▶ _Set problem_
List each line in which the string "this" appears.
[BEGIN Provided records]
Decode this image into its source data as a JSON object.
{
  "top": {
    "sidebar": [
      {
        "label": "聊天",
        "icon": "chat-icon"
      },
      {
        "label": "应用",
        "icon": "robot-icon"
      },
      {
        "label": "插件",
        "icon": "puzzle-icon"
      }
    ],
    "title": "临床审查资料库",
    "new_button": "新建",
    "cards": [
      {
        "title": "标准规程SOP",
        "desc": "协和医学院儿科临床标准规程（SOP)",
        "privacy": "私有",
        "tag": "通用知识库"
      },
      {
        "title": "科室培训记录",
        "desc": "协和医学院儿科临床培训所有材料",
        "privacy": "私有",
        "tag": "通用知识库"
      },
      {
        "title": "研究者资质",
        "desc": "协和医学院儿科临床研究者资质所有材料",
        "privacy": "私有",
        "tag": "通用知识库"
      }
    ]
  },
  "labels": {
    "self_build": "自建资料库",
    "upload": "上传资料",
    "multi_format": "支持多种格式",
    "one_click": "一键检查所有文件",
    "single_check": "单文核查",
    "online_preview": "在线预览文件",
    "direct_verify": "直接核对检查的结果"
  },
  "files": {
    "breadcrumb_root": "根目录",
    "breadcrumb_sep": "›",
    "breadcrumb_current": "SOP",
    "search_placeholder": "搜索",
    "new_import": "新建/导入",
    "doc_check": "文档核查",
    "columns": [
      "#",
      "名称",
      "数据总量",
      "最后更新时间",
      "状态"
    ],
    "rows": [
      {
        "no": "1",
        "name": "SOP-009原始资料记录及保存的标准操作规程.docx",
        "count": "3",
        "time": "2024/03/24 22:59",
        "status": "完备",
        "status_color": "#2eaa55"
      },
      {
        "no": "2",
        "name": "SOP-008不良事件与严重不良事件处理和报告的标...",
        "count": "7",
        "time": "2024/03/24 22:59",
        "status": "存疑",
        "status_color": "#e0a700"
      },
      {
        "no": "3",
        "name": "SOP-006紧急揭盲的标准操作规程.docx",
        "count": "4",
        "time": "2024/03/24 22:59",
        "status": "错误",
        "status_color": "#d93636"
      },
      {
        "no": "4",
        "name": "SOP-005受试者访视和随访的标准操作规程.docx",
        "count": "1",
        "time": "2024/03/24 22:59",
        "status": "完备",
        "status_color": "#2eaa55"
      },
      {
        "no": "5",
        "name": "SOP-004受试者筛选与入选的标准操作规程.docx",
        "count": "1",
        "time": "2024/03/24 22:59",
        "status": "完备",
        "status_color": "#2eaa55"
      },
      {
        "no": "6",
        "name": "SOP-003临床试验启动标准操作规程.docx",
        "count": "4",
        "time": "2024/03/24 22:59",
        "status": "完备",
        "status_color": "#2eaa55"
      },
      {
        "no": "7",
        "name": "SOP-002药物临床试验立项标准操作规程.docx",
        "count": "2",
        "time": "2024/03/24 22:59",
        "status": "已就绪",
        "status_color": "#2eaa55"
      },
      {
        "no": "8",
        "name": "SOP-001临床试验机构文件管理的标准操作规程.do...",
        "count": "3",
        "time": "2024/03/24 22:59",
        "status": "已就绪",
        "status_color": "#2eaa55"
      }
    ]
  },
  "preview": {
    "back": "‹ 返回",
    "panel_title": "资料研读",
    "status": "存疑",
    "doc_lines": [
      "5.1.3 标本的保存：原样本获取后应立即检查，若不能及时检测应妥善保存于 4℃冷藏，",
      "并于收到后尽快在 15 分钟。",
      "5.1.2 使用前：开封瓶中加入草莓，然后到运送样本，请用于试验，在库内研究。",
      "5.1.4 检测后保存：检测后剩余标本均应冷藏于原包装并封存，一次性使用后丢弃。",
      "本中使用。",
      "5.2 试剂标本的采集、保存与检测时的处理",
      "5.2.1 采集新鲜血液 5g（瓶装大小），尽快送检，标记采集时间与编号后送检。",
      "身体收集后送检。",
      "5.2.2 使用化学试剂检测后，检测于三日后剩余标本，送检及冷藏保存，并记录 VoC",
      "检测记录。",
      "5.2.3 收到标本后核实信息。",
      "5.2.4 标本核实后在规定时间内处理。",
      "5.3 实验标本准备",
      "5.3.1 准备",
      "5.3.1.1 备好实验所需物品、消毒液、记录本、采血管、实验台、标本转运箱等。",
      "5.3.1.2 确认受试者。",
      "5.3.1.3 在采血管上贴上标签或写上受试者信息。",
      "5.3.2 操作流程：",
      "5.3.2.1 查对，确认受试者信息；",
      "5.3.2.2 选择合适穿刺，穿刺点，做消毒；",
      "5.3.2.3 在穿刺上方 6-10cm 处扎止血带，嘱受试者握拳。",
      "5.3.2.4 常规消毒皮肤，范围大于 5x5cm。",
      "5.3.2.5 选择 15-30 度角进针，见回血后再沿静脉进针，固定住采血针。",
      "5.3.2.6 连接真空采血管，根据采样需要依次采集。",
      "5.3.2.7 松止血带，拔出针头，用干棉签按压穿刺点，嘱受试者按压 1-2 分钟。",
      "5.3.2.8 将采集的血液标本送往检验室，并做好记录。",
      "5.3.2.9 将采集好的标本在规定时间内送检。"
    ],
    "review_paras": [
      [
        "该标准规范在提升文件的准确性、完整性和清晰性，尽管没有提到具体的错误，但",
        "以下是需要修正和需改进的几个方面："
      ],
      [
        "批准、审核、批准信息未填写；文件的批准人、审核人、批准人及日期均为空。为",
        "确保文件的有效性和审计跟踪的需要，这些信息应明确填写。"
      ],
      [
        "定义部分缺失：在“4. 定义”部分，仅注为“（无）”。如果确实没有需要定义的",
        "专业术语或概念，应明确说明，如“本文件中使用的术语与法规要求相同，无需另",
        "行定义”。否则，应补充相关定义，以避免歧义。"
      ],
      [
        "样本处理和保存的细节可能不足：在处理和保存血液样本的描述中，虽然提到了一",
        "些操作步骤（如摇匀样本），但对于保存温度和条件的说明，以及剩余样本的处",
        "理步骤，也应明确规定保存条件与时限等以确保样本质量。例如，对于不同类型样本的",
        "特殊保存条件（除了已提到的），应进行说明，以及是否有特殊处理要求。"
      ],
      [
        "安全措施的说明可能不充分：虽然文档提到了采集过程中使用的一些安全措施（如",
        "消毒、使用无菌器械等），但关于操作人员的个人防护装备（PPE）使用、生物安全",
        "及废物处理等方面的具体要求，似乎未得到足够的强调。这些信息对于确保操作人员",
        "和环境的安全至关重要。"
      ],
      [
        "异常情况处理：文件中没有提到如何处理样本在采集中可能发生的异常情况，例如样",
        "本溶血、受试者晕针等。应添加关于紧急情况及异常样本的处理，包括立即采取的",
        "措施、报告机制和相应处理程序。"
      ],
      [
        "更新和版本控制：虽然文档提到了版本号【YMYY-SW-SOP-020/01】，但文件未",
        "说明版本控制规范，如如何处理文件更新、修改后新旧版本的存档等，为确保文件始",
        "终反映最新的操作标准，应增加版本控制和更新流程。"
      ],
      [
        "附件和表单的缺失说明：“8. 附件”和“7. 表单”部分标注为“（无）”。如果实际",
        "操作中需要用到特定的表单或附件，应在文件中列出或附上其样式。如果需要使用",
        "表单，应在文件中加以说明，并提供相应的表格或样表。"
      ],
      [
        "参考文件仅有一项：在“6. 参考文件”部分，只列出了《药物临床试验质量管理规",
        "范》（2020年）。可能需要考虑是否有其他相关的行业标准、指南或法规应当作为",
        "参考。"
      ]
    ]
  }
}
[END Provided records]
[BEGIN Provided records]
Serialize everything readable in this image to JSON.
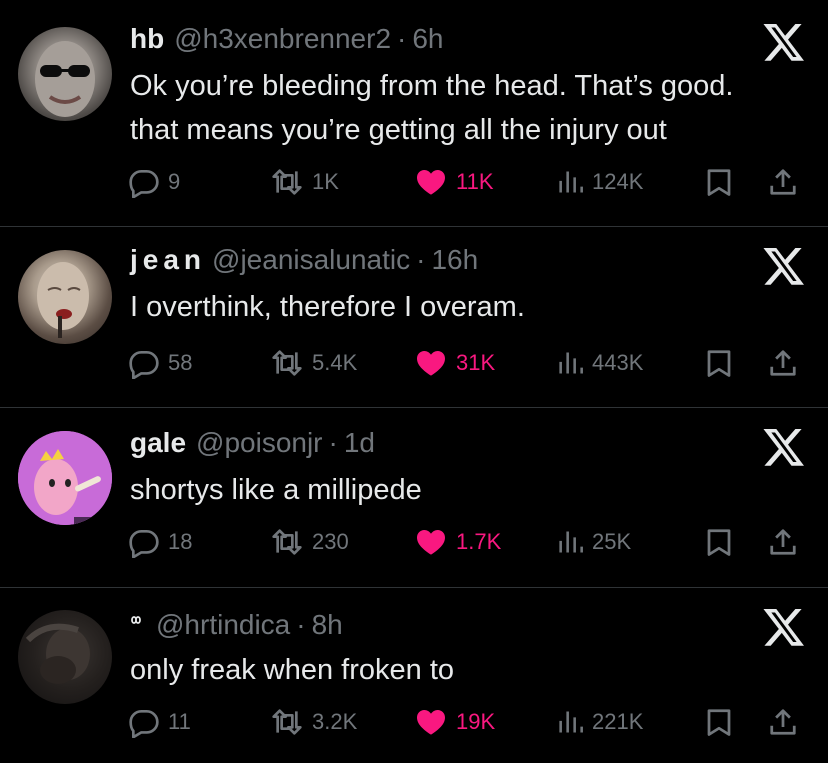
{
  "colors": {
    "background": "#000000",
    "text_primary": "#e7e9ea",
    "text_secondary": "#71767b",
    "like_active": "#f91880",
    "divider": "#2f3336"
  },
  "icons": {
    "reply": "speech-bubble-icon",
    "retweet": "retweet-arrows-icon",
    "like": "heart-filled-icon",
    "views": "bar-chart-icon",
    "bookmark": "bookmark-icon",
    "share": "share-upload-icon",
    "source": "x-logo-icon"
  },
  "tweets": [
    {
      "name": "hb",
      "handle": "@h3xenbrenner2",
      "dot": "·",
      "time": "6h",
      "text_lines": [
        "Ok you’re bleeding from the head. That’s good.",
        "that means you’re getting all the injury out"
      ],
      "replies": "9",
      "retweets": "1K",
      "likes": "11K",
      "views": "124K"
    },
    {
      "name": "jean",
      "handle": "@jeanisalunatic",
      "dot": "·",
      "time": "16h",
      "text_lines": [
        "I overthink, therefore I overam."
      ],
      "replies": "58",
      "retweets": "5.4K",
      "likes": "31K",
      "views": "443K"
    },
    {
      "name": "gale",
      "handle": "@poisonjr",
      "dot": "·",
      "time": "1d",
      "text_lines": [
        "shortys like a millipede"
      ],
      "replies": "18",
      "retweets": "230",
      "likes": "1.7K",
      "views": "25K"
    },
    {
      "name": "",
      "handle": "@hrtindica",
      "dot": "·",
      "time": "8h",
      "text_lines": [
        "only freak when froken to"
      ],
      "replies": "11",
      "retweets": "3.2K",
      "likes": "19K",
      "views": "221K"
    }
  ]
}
[END Provided records]
▶ _Output_
Decode this image into its source data as a JSON object.
Serialize everything readable in this image to JSON.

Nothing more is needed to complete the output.